Raw records.
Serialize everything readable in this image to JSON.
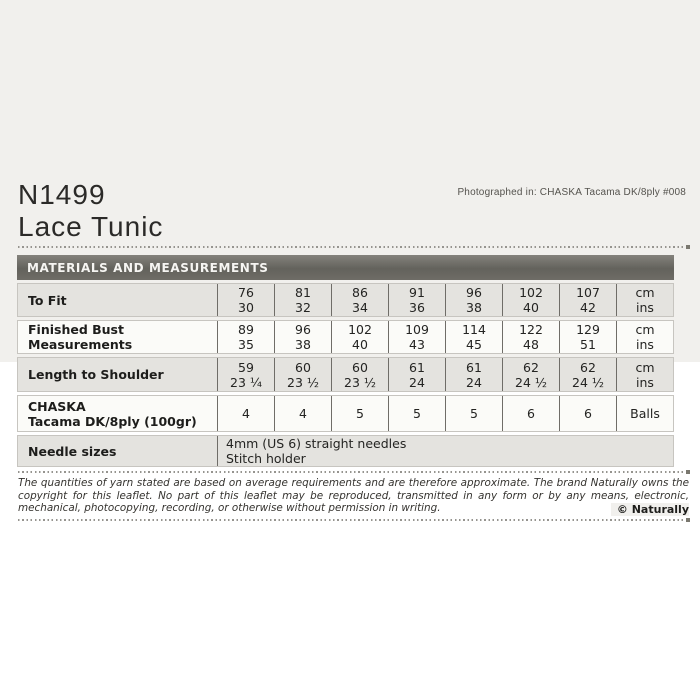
{
  "page": {
    "pattern_number": "N1499",
    "pattern_name": "Lace Tunic",
    "photo_credit": "Photographed in: CHASKA Tacama DK/8ply #008"
  },
  "table": {
    "header": "MATERIALS AND MEASUREMENTS",
    "rows": [
      {
        "label": [
          "To Fit"
        ],
        "values": [
          [
            "76",
            "30"
          ],
          [
            "81",
            "32"
          ],
          [
            "86",
            "34"
          ],
          [
            "91",
            "36"
          ],
          [
            "96",
            "38"
          ],
          [
            "102",
            "40"
          ],
          [
            "107",
            "42"
          ]
        ],
        "unit": [
          "cm",
          "ins"
        ]
      },
      {
        "label": [
          "Finished Bust",
          "Measurements"
        ],
        "values": [
          [
            "89",
            "35"
          ],
          [
            "96",
            "38"
          ],
          [
            "102",
            "40"
          ],
          [
            "109",
            "43"
          ],
          [
            "114",
            "45"
          ],
          [
            "122",
            "48"
          ],
          [
            "129",
            "51"
          ]
        ],
        "unit": [
          "cm",
          "ins"
        ]
      },
      {
        "label": [
          "Length to Shoulder"
        ],
        "values": [
          [
            "59",
            "23 ¼"
          ],
          [
            "60",
            "23 ½"
          ],
          [
            "60",
            "23 ½"
          ],
          [
            "61",
            "24"
          ],
          [
            "61",
            "24"
          ],
          [
            "62",
            "24 ½"
          ],
          [
            "62",
            "24 ½"
          ]
        ],
        "unit": [
          "cm",
          "ins"
        ]
      },
      {
        "label": [
          "CHASKA",
          "Tacama DK/8ply (100gr)"
        ],
        "values": [
          [
            "4"
          ],
          [
            "4"
          ],
          [
            "5"
          ],
          [
            "5"
          ],
          [
            "5"
          ],
          [
            "6"
          ],
          [
            "6"
          ]
        ],
        "unit": [
          "Balls"
        ]
      },
      {
        "label": [
          "Needle sizes"
        ],
        "span_text": [
          "4mm (US 6) straight needles",
          "Stitch holder"
        ]
      }
    ]
  },
  "footer": {
    "copyright_text": "The quantities of yarn stated are based on average requirements and are therefore approximate. The brand Naturally owns the copyright for this leaflet. No part of this leaflet may be reproduced, transmitted in any form or by any means, electronic, mechanical, photocopying, recording, or otherwise without permission in writing.",
    "brand": "© Naturally"
  },
  "colors": {
    "header_bar": "#6b6a64",
    "row_gray": "#e4e3df",
    "row_white": "#fbfbf8",
    "scan_background": "#f1f0ed"
  }
}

Problem to work on. Every entry above should be duplicated exactly. Do not include the images.

Task response.
Serialize everything readable in this image to JSON.
{
  "page": {
    "pattern_number": "N1499",
    "pattern_name": "Lace Tunic",
    "photo_credit": "Photographed in: CHASKA Tacama DK/8ply #008"
  },
  "table": {
    "header": "MATERIALS AND MEASUREMENTS",
    "rows": [
      {
        "label": [
          "To Fit"
        ],
        "values": [
          [
            "76",
            "30"
          ],
          [
            "81",
            "32"
          ],
          [
            "86",
            "34"
          ],
          [
            "91",
            "36"
          ],
          [
            "96",
            "38"
          ],
          [
            "102",
            "40"
          ],
          [
            "107",
            "42"
          ]
        ],
        "unit": [
          "cm",
          "ins"
        ]
      },
      {
        "label": [
          "Finished Bust",
          "Measurements"
        ],
        "values": [
          [
            "89",
            "35"
          ],
          [
            "96",
            "38"
          ],
          [
            "102",
            "40"
          ],
          [
            "109",
            "43"
          ],
          [
            "114",
            "45"
          ],
          [
            "122",
            "48"
          ],
          [
            "129",
            "51"
          ]
        ],
        "unit": [
          "cm",
          "ins"
        ]
      },
      {
        "label": [
          "Length to Shoulder"
        ],
        "values": [
          [
            "59",
            "23 ¼"
          ],
          [
            "60",
            "23 ½"
          ],
          [
            "60",
            "23 ½"
          ],
          [
            "61",
            "24"
          ],
          [
            "61",
            "24"
          ],
          [
            "62",
            "24 ½"
          ],
          [
            "62",
            "24 ½"
          ]
        ],
        "unit": [
          "cm",
          "ins"
        ]
      },
      {
        "label": [
          "CHASKA",
          "Tacama DK/8ply (100gr)"
        ],
        "values": [
          [
            "4"
          ],
          [
            "4"
          ],
          [
            "5"
          ],
          [
            "5"
          ],
          [
            "5"
          ],
          [
            "6"
          ],
          [
            "6"
          ]
        ],
        "unit": [
          "Balls"
        ]
      },
      {
        "label": [
          "Needle sizes"
        ],
        "span_text": [
          "4mm (US 6) straight needles",
          "Stitch holder"
        ]
      }
    ]
  },
  "footer": {
    "copyright_text": "The quantities of yarn stated are based on average requirements and are therefore approximate. The brand Naturally owns the copyright for this leaflet. No part of this leaflet may be reproduced, transmitted in any form or by any means, electronic, mechanical, photocopying, recording, or otherwise without permission in writing.",
    "brand": "© Naturally"
  },
  "colors": {
    "header_bar": "#6b6a64",
    "row_gray": "#e4e3df",
    "row_white": "#fbfbf8",
    "scan_background": "#f1f0ed"
  }
}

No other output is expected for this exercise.